> [Given exercise]
Copy the listing below word for word, keeping every line and character unchanged.

> [Information provided]
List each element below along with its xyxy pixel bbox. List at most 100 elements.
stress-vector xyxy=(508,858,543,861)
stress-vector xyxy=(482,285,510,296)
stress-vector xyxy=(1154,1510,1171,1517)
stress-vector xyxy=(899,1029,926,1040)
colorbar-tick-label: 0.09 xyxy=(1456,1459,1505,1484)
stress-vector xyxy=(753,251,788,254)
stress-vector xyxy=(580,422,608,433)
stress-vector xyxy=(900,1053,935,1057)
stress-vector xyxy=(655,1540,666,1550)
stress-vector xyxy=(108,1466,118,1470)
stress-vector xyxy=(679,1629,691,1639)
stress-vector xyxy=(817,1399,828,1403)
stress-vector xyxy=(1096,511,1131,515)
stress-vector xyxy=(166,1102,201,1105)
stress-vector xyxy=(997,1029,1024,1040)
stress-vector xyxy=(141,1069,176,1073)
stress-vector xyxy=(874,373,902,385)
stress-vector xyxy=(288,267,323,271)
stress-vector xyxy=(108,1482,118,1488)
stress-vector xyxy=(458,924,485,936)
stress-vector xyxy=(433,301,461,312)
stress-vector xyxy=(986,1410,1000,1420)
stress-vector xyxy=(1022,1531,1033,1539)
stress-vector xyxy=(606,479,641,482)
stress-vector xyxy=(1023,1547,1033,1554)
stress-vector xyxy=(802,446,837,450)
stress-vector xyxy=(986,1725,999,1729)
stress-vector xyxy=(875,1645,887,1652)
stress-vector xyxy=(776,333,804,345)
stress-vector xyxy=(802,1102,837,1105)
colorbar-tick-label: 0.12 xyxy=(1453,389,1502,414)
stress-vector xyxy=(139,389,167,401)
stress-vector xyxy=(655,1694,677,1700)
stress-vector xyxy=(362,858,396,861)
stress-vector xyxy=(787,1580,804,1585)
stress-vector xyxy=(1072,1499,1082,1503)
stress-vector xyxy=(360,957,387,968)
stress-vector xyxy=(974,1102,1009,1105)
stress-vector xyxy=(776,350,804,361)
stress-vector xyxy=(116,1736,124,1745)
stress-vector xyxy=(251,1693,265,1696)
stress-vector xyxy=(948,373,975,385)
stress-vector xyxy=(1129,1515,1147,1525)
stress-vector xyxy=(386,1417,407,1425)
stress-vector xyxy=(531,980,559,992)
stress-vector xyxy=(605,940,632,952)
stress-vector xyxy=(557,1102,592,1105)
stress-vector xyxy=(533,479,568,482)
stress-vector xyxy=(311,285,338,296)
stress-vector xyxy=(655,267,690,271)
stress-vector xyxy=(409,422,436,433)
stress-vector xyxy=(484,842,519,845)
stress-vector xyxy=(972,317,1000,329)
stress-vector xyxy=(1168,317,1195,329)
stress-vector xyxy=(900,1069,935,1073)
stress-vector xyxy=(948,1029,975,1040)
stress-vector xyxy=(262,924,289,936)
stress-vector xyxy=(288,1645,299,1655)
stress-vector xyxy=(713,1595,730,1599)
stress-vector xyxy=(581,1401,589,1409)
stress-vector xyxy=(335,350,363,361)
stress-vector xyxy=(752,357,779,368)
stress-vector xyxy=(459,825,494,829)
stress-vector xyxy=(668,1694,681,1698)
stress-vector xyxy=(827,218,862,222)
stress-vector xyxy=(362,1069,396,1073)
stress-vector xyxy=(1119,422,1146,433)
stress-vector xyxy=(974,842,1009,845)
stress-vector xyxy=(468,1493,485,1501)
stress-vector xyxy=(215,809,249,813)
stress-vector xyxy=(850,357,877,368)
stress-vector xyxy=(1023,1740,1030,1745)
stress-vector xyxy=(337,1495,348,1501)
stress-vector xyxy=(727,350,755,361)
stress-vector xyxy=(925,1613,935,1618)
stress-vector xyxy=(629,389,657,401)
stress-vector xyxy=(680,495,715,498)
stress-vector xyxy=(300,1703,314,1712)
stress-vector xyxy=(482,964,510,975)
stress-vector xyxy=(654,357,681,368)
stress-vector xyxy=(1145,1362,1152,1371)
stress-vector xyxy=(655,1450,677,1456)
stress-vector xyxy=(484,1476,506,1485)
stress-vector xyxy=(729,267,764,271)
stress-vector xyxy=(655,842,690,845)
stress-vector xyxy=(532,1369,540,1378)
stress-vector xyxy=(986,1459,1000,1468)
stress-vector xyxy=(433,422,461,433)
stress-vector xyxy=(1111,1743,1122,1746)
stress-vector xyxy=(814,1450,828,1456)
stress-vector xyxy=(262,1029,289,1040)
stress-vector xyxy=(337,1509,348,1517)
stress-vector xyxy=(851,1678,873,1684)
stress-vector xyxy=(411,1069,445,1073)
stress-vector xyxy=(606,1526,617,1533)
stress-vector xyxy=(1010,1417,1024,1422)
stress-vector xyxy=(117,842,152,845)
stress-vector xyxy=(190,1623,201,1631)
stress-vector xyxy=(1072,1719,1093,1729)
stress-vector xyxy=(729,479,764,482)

> [Written answer]
List each element below along with its xyxy pixel bbox. List at most 100 elements.
stress-vector xyxy=(508,858,543,861)
stress-vector xyxy=(482,285,510,296)
stress-vector xyxy=(1154,1510,1171,1517)
stress-vector xyxy=(899,1029,926,1040)
colorbar-tick-label: 0.09 xyxy=(1456,1459,1505,1484)
stress-vector xyxy=(753,251,788,254)
stress-vector xyxy=(580,422,608,433)
stress-vector xyxy=(900,1053,935,1057)
stress-vector xyxy=(655,1540,666,1550)
stress-vector xyxy=(108,1466,118,1470)
stress-vector xyxy=(679,1629,691,1639)
stress-vector xyxy=(817,1399,828,1403)
stress-vector xyxy=(1096,511,1131,515)
stress-vector xyxy=(166,1102,201,1105)
stress-vector xyxy=(997,1029,1024,1040)
stress-vector xyxy=(141,1069,176,1073)
stress-vector xyxy=(874,373,902,385)
stress-vector xyxy=(288,267,323,271)
stress-vector xyxy=(108,1482,118,1488)
stress-vector xyxy=(458,924,485,936)
stress-vector xyxy=(433,301,461,312)
stress-vector xyxy=(986,1410,1000,1420)
stress-vector xyxy=(1022,1531,1033,1539)
stress-vector xyxy=(606,479,641,482)
stress-vector xyxy=(1023,1547,1033,1554)
stress-vector xyxy=(802,446,837,450)
stress-vector xyxy=(986,1725,999,1729)
stress-vector xyxy=(875,1645,887,1652)
stress-vector xyxy=(776,333,804,345)
stress-vector xyxy=(802,1102,837,1105)
colorbar-tick-label: 0.12 xyxy=(1453,389,1502,414)
stress-vector xyxy=(139,389,167,401)
stress-vector xyxy=(655,1694,677,1700)
stress-vector xyxy=(362,858,396,861)
stress-vector xyxy=(787,1580,804,1585)
stress-vector xyxy=(1072,1499,1082,1503)
stress-vector xyxy=(360,957,387,968)
stress-vector xyxy=(974,1102,1009,1105)
stress-vector xyxy=(776,350,804,361)
stress-vector xyxy=(116,1736,124,1745)
stress-vector xyxy=(251,1693,265,1696)
stress-vector xyxy=(948,373,975,385)
stress-vector xyxy=(1129,1515,1147,1525)
stress-vector xyxy=(386,1417,407,1425)
stress-vector xyxy=(531,980,559,992)
stress-vector xyxy=(605,940,632,952)
stress-vector xyxy=(557,1102,592,1105)
stress-vector xyxy=(533,479,568,482)
stress-vector xyxy=(311,285,338,296)
stress-vector xyxy=(655,267,690,271)
stress-vector xyxy=(409,422,436,433)
stress-vector xyxy=(484,842,519,845)
stress-vector xyxy=(972,317,1000,329)
stress-vector xyxy=(1168,317,1195,329)
stress-vector xyxy=(900,1069,935,1073)
stress-vector xyxy=(948,1029,975,1040)
stress-vector xyxy=(262,924,289,936)
stress-vector xyxy=(288,1645,299,1655)
stress-vector xyxy=(713,1595,730,1599)
stress-vector xyxy=(581,1401,589,1409)
stress-vector xyxy=(335,350,363,361)
stress-vector xyxy=(752,357,779,368)
stress-vector xyxy=(459,825,494,829)
stress-vector xyxy=(668,1694,681,1698)
stress-vector xyxy=(827,218,862,222)
stress-vector xyxy=(362,1069,396,1073)
stress-vector xyxy=(1119,422,1146,433)
stress-vector xyxy=(974,842,1009,845)
stress-vector xyxy=(468,1493,485,1501)
stress-vector xyxy=(215,809,249,813)
stress-vector xyxy=(850,357,877,368)
stress-vector xyxy=(1023,1740,1030,1745)
stress-vector xyxy=(337,1495,348,1501)
stress-vector xyxy=(727,350,755,361)
stress-vector xyxy=(925,1613,935,1618)
stress-vector xyxy=(629,389,657,401)
stress-vector xyxy=(680,495,715,498)
stress-vector xyxy=(300,1703,314,1712)
stress-vector xyxy=(482,964,510,975)
stress-vector xyxy=(654,357,681,368)
stress-vector xyxy=(1145,1362,1152,1371)
stress-vector xyxy=(655,1450,677,1456)
stress-vector xyxy=(484,1476,506,1485)
stress-vector xyxy=(729,267,764,271)
stress-vector xyxy=(655,842,690,845)
stress-vector xyxy=(532,1369,540,1378)
stress-vector xyxy=(986,1459,1000,1468)
stress-vector xyxy=(433,422,461,433)
stress-vector xyxy=(1111,1743,1122,1746)
stress-vector xyxy=(814,1450,828,1456)
stress-vector xyxy=(262,1029,289,1040)
stress-vector xyxy=(337,1509,348,1517)
stress-vector xyxy=(851,1678,873,1684)
stress-vector xyxy=(411,1069,445,1073)
stress-vector xyxy=(606,1526,617,1533)
stress-vector xyxy=(1010,1417,1024,1422)
stress-vector xyxy=(117,842,152,845)
stress-vector xyxy=(190,1623,201,1631)
stress-vector xyxy=(1072,1719,1093,1729)
stress-vector xyxy=(729,479,764,482)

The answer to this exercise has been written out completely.